Source records:
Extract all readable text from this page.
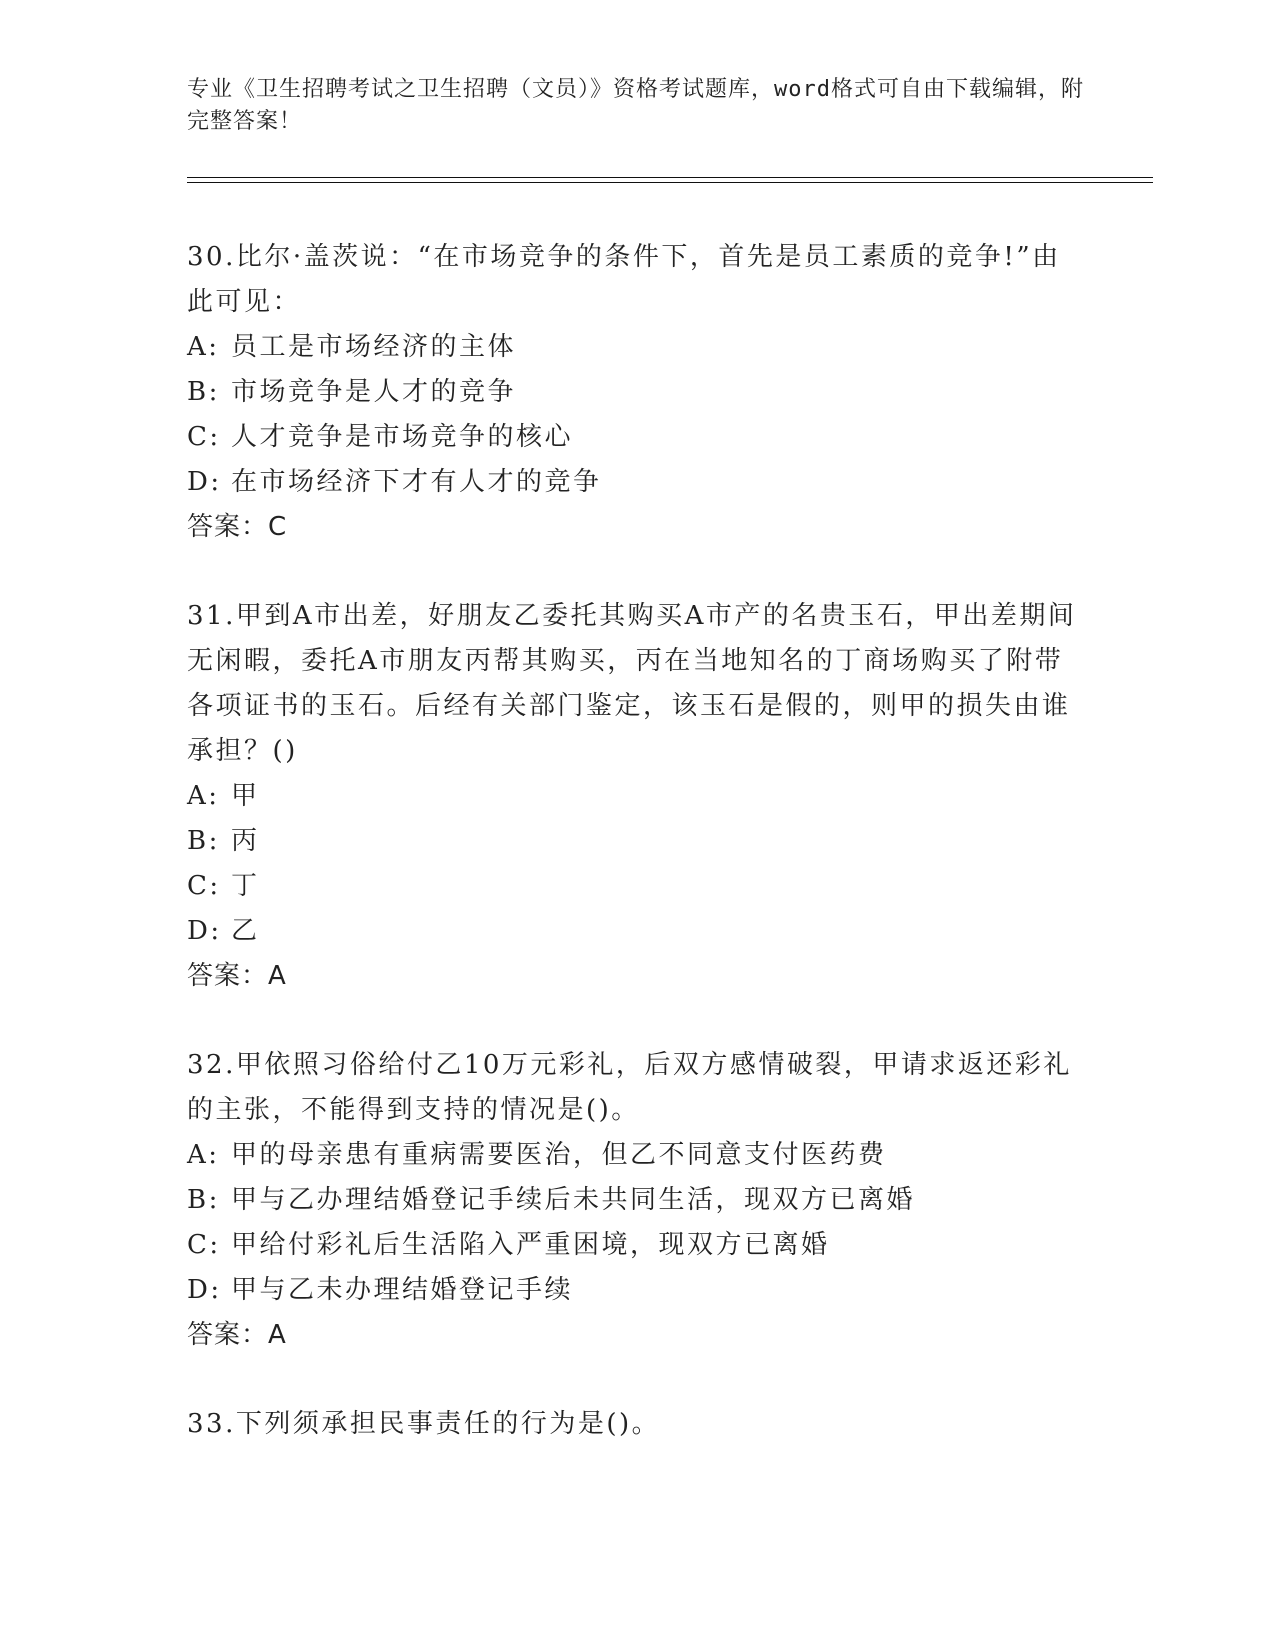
专业《卫生招聘考试之卫生招聘（文员）》资格考试题库，word格式可自由下载编辑，附完整答案！

30.比尔·盖茨说：“在市场竞争的条件下，首先是员工素质的竞争!”由此可见：

A: 员工是市场经济的主体

B: 市场竞争是人才的竞争

C: 人才竞争是市场竞争的核心

D: 在市场经济下才有人才的竞争

答案：C

31.甲到A市出差，好朋友乙委托其购买A市产的名贵玉石，甲出差期间无闲暇，委托A市朋友丙帮其购买，丙在当地知名的丁商场购买了附带各项证书的玉石。后经有关部门鉴定，该玉石是假的，则甲的损失由谁承担？()

A: 甲

B: 丙

C: 丁

D: 乙

答案：A

32.甲依照习俗给付乙10万元彩礼，后双方感情破裂，甲请求返还彩礼的主张，不能得到支持的情况是()。

A: 甲的母亲患有重病需要医治，但乙不同意支付医药费

B: 甲与乙办理结婚登记手续后未共同生活，现双方已离婚

C: 甲给付彩礼后生活陷入严重困境，现双方已离婚

D: 甲与乙未办理结婚登记手续

答案：A

33.下列须承担民事责任的行为是()。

→ **To be done**:
Go through the entries and return each line where the word "现双方已离婚" appears.

→ **Answer to this problem**:
B: 甲与乙办理结婚登记手续后未共同生活，现双方已离婚
C: 甲给付彩礼后生活陷入严重困境，现双方已离婚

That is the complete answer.